WHAT YOU SHOULD DO:
Write out all of the lines below, exactly and completely.

——————————

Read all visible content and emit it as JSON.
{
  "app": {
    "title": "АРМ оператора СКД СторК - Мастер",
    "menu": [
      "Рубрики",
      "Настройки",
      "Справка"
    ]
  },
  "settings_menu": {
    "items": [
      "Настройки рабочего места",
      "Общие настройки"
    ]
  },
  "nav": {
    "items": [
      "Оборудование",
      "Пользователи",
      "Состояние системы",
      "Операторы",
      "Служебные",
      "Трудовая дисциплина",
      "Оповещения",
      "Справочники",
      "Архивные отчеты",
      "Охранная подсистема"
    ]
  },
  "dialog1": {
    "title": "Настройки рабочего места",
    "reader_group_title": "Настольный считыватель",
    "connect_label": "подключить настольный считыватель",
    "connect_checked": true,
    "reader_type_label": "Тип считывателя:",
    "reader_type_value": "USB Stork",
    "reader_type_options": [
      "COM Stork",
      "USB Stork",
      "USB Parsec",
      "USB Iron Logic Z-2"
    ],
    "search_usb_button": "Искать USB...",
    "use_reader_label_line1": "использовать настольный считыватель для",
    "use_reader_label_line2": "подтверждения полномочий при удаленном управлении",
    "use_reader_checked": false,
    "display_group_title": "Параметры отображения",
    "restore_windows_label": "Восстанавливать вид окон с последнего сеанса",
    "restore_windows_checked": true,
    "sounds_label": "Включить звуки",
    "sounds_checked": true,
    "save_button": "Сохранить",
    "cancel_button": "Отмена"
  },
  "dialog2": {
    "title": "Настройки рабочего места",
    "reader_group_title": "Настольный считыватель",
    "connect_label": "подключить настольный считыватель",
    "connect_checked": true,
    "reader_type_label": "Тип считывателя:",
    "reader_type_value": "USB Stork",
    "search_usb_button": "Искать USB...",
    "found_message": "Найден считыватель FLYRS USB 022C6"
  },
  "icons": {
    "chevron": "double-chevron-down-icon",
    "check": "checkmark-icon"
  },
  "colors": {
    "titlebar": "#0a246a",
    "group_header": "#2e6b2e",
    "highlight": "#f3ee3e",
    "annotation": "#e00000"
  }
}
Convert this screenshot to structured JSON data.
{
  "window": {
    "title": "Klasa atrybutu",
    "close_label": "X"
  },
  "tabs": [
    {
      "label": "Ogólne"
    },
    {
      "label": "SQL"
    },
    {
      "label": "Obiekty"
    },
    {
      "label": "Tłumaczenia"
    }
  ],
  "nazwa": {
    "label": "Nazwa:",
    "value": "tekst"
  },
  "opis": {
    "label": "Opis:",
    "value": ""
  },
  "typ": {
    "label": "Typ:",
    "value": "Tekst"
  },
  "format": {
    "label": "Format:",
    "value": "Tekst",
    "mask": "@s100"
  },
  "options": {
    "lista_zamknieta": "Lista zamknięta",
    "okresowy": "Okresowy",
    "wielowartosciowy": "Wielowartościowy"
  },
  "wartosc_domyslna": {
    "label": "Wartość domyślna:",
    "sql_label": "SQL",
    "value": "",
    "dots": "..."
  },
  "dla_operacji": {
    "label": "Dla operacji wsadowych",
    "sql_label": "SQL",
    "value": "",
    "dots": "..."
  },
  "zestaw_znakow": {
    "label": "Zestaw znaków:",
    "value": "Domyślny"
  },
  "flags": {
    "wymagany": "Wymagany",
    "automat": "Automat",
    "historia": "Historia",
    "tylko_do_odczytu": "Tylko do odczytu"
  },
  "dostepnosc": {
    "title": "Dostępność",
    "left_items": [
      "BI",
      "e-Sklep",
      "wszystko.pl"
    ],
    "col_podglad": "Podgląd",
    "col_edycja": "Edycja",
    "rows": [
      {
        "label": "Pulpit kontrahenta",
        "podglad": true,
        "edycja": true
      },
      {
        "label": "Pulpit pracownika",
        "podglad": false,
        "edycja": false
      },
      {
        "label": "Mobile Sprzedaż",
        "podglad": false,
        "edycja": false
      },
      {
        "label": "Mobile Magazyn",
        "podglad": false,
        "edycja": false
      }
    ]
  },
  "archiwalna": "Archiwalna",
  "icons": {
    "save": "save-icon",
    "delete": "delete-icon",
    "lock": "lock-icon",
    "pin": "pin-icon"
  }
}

——————————

REPLY TO THE EXERCISE:
Read all visible content and emit it as JSON.
{
  "app": {
    "title": "АРМ оператора СКД СторК - Мастер",
    "menu": [
      "Рубрики",
      "Настройки",
      "Справка"
    ]
  },
  "settings_menu": {
    "items": [
      "Настройки рабочего места",
      "Общие настройки"
    ]
  },
  "nav": {
    "items": [
      "Оборудование",
      "Пользователи",
      "Состояние системы",
      "Операторы",
      "Служебные",
      "Трудовая дисциплина",
      "Оповещения",
      "Справочники",
      "Архивные отчеты",
      "Охранная подсистема"
    ]
  },
  "dialog1": {
    "title": "Настройки рабочего места",
    "reader_group_title": "Настольный считыватель",
    "connect_label": "подключить настольный считыватель",
    "connect_checked": true,
    "reader_type_label": "Тип считывателя:",
    "reader_type_value": "USB Stork",
    "reader_type_options": [
      "COM Stork",
      "USB Stork",
      "USB Parsec",
      "USB Iron Logic Z-2"
    ],
    "search_usb_button": "Искать USB...",
    "use_reader_label_line1": "использовать настольный считыватель для",
    "use_reader_label_line2": "подтверждения полномочий при удаленном управлении",
    "use_reader_checked": false,
    "display_group_title": "Параметры отображения",
    "restore_windows_label": "Восстанавливать вид окон с последнего сеанса",
    "restore_windows_checked": true,
    "sounds_label": "Включить звуки",
    "sounds_checked": true,
    "save_button": "Сохранить",
    "cancel_button": "Отмена"
  },
  "dialog2": {
    "title": "Настройки рабочего места",
    "reader_group_title": "Настольный считыватель",
    "connect_label": "подключить настольный считыватель",
    "connect_checked": true,
    "reader_type_label": "Тип считывателя:",
    "reader_type_value": "USB Stork",
    "search_usb_button": "Искать USB...",
    "found_message": "Найден считыватель FLYRS USB 022C6"
  },
  "icons": {
    "chevron": "double-chevron-down-icon",
    "check": "checkmark-icon"
  },
  "colors": {
    "titlebar": "#0a246a",
    "group_header": "#2e6b2e",
    "highlight": "#f3ee3e",
    "annotation": "#e00000"
  }
}
Convert this screenshot to structured JSON data.
{
  "window": {
    "title": "Klasa atrybutu",
    "close_label": "X"
  },
  "tabs": [
    {
      "label": "Ogólne"
    },
    {
      "label": "SQL"
    },
    {
      "label": "Obiekty"
    },
    {
      "label": "Tłumaczenia"
    }
  ],
  "nazwa": {
    "label": "Nazwa:",
    "value": "tekst"
  },
  "opis": {
    "label": "Opis:",
    "value": ""
  },
  "typ": {
    "label": "Typ:",
    "value": "Tekst"
  },
  "format": {
    "label": "Format:",
    "value": "Tekst",
    "mask": "@s100"
  },
  "options": {
    "lista_zamknieta": "Lista zamknięta",
    "okresowy": "Okresowy",
    "wielowartosciowy": "Wielowartościowy"
  },
  "wartosc_domyslna": {
    "label": "Wartość domyślna:",
    "sql_label": "SQL",
    "value": "",
    "dots": "..."
  },
  "dla_operacji": {
    "label": "Dla operacji wsadowych",
    "sql_label": "SQL",
    "value": "",
    "dots": "..."
  },
  "zestaw_znakow": {
    "label": "Zestaw znaków:",
    "value": "Domyślny"
  },
  "flags": {
    "wymagany": "Wymagany",
    "automat": "Automat",
    "historia": "Historia",
    "tylko_do_odczytu": "Tylko do odczytu"
  },
  "dostepnosc": {
    "title": "Dostępność",
    "left_items": [
      "BI",
      "e-Sklep",
      "wszystko.pl"
    ],
    "col_podglad": "Podgląd",
    "col_edycja": "Edycja",
    "rows": [
      {
        "label": "Pulpit kontrahenta",
        "podglad": true,
        "edycja": true
      },
      {
        "label": "Pulpit pracownika",
        "podglad": false,
        "edycja": false
      },
      {
        "label": "Mobile Sprzedaż",
        "podglad": false,
        "edycja": false
      },
      {
        "label": "Mobile Magazyn",
        "podglad": false,
        "edycja": false
      }
    ]
  },
  "archiwalna": "Archiwalna",
  "icons": {
    "save": "save-icon",
    "delete": "delete-icon",
    "lock": "lock-icon",
    "pin": "pin-icon"
  }
}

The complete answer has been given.